_Short exercise_: Below is a set of records. Repeat all of them exactly.

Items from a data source
--------------------

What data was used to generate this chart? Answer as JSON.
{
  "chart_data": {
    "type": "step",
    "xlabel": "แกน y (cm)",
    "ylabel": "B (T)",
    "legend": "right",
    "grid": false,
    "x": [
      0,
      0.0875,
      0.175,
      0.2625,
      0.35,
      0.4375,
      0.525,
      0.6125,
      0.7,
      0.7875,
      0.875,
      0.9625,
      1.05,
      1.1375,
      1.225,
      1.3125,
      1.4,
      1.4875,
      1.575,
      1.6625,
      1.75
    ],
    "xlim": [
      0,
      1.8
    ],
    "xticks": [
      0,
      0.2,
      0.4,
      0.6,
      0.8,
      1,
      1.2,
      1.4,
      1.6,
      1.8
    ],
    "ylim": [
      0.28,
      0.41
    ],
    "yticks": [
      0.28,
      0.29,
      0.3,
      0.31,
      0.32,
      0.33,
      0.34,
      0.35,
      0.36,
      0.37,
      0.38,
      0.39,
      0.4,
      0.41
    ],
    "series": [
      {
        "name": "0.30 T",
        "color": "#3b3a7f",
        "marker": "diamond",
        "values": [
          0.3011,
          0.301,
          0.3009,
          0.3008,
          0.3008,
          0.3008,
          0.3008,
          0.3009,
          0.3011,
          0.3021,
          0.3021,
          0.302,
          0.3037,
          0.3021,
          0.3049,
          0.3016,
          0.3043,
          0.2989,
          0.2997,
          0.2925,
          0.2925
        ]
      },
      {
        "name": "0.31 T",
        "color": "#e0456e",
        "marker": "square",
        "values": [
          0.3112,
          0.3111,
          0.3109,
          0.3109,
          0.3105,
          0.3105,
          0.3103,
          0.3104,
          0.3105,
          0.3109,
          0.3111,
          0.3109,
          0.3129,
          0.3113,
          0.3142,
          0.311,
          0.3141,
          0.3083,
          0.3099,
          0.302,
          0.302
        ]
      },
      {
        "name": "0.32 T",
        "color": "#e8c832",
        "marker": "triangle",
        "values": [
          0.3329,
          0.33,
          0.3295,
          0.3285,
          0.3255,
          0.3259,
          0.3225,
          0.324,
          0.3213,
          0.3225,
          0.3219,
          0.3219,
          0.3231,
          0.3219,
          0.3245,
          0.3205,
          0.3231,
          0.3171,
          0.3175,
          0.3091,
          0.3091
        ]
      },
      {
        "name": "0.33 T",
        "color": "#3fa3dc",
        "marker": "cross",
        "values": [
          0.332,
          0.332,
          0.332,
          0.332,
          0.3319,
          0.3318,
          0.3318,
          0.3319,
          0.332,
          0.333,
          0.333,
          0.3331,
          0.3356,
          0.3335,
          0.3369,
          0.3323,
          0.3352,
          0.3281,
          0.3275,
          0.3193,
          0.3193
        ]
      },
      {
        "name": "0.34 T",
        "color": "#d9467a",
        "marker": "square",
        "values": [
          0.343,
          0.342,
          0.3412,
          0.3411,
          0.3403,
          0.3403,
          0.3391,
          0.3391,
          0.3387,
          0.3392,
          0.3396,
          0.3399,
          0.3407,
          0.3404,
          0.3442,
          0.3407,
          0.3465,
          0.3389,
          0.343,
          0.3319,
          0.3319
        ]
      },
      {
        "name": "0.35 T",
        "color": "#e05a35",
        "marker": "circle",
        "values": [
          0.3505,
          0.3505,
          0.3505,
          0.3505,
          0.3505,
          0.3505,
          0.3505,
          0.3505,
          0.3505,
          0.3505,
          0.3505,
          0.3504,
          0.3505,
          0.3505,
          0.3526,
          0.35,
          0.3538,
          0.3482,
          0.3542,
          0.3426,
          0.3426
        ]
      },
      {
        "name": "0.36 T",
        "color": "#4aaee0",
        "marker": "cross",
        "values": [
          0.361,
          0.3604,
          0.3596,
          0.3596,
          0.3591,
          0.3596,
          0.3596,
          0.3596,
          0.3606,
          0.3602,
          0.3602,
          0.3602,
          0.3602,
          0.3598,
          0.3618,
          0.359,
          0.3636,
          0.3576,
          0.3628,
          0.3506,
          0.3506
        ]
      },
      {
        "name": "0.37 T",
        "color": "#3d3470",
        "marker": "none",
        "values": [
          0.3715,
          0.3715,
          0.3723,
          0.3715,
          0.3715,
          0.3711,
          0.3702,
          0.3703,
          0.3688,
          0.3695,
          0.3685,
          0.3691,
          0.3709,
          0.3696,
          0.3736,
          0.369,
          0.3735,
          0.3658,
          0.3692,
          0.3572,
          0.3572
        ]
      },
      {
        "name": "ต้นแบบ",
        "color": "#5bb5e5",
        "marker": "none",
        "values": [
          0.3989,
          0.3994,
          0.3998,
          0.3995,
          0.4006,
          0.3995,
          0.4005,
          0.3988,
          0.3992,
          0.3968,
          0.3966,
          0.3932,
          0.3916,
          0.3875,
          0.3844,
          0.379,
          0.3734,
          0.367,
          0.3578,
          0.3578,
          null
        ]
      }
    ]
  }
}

--------------------

_Solution for this exercise_:
What data was used to generate this chart? Answer as JSON.
{
  "chart_data": {
    "type": "step",
    "xlabel": "แกน y (cm)",
    "ylabel": "B (T)",
    "legend": "right",
    "grid": false,
    "x": [
      0,
      0.0875,
      0.175,
      0.2625,
      0.35,
      0.4375,
      0.525,
      0.6125,
      0.7,
      0.7875,
      0.875,
      0.9625,
      1.05,
      1.1375,
      1.225,
      1.3125,
      1.4,
      1.4875,
      1.575,
      1.6625,
      1.75
    ],
    "xlim": [
      0,
      1.8
    ],
    "xticks": [
      0,
      0.2,
      0.4,
      0.6,
      0.8,
      1,
      1.2,
      1.4,
      1.6,
      1.8
    ],
    "ylim": [
      0.28,
      0.41
    ],
    "yticks": [
      0.28,
      0.29,
      0.3,
      0.31,
      0.32,
      0.33,
      0.34,
      0.35,
      0.36,
      0.37,
      0.38,
      0.39,
      0.4,
      0.41
    ],
    "series": [
      {
        "name": "0.30 T",
        "color": "#3b3a7f",
        "marker": "diamond",
        "values": [
          0.3011,
          0.301,
          0.3009,
          0.3008,
          0.3008,
          0.3008,
          0.3008,
          0.3009,
          0.3011,
          0.3021,
          0.3021,
          0.302,
          0.3037,
          0.3021,
          0.3049,
          0.3016,
          0.3043,
          0.2989,
          0.2997,
          0.2925,
          0.2925
        ]
      },
      {
        "name": "0.31 T",
        "color": "#e0456e",
        "marker": "square",
        "values": [
          0.3112,
          0.3111,
          0.3109,
          0.3109,
          0.3105,
          0.3105,
          0.3103,
          0.3104,
          0.3105,
          0.3109,
          0.3111,
          0.3109,
          0.3129,
          0.3113,
          0.3142,
          0.311,
          0.3141,
          0.3083,
          0.3099,
          0.302,
          0.302
        ]
      },
      {
        "name": "0.32 T",
        "color": "#e8c832",
        "marker": "triangle",
        "values": [
          0.3329,
          0.33,
          0.3295,
          0.3285,
          0.3255,
          0.3259,
          0.3225,
          0.324,
          0.3213,
          0.3225,
          0.3219,
          0.3219,
          0.3231,
          0.3219,
          0.3245,
          0.3205,
          0.3231,
          0.3171,
          0.3175,
          0.3091,
          0.3091
        ]
      },
      {
        "name": "0.33 T",
        "color": "#3fa3dc",
        "marker": "cross",
        "values": [
          0.332,
          0.332,
          0.332,
          0.332,
          0.3319,
          0.3318,
          0.3318,
          0.3319,
          0.332,
          0.333,
          0.333,
          0.3331,
          0.3356,
          0.3335,
          0.3369,
          0.3323,
          0.3352,
          0.3281,
          0.3275,
          0.3193,
          0.3193
        ]
      },
      {
        "name": "0.34 T",
        "color": "#d9467a",
        "marker": "square",
        "values": [
          0.343,
          0.342,
          0.3412,
          0.3411,
          0.3403,
          0.3403,
          0.3391,
          0.3391,
          0.3387,
          0.3392,
          0.3396,
          0.3399,
          0.3407,
          0.3404,
          0.3442,
          0.3407,
          0.3465,
          0.3389,
          0.343,
          0.3319,
          0.3319
        ]
      },
      {
        "name": "0.35 T",
        "color": "#e05a35",
        "marker": "circle",
        "values": [
          0.3505,
          0.3505,
          0.3505,
          0.3505,
          0.3505,
          0.3505,
          0.3505,
          0.3505,
          0.3505,
          0.3505,
          0.3505,
          0.3504,
          0.3505,
          0.3505,
          0.3526,
          0.35,
          0.3538,
          0.3482,
          0.3542,
          0.3426,
          0.3426
        ]
      },
      {
        "name": "0.36 T",
        "color": "#4aaee0",
        "marker": "cross",
        "values": [
          0.361,
          0.3604,
          0.3596,
          0.3596,
          0.3591,
          0.3596,
          0.3596,
          0.3596,
          0.3606,
          0.3602,
          0.3602,
          0.3602,
          0.3602,
          0.3598,
          0.3618,
          0.359,
          0.3636,
          0.3576,
          0.3628,
          0.3506,
          0.3506
        ]
      },
      {
        "name": "0.37 T",
        "color": "#3d3470",
        "marker": "none",
        "values": [
          0.3715,
          0.3715,
          0.3723,
          0.3715,
          0.3715,
          0.3711,
          0.3702,
          0.3703,
          0.3688,
          0.3695,
          0.3685,
          0.3691,
          0.3709,
          0.3696,
          0.3736,
          0.369,
          0.3735,
          0.3658,
          0.3692,
          0.3572,
          0.3572
        ]
      },
      {
        "name": "ต้นแบบ",
        "color": "#5bb5e5",
        "marker": "none",
        "values": [
          0.3989,
          0.3994,
          0.3998,
          0.3995,
          0.4006,
          0.3995,
          0.4005,
          0.3988,
          0.3992,
          0.3968,
          0.3966,
          0.3932,
          0.3916,
          0.3875,
          0.3844,
          0.379,
          0.3734,
          0.367,
          0.3578,
          0.3578,
          null
        ]
      }
    ]
  }
}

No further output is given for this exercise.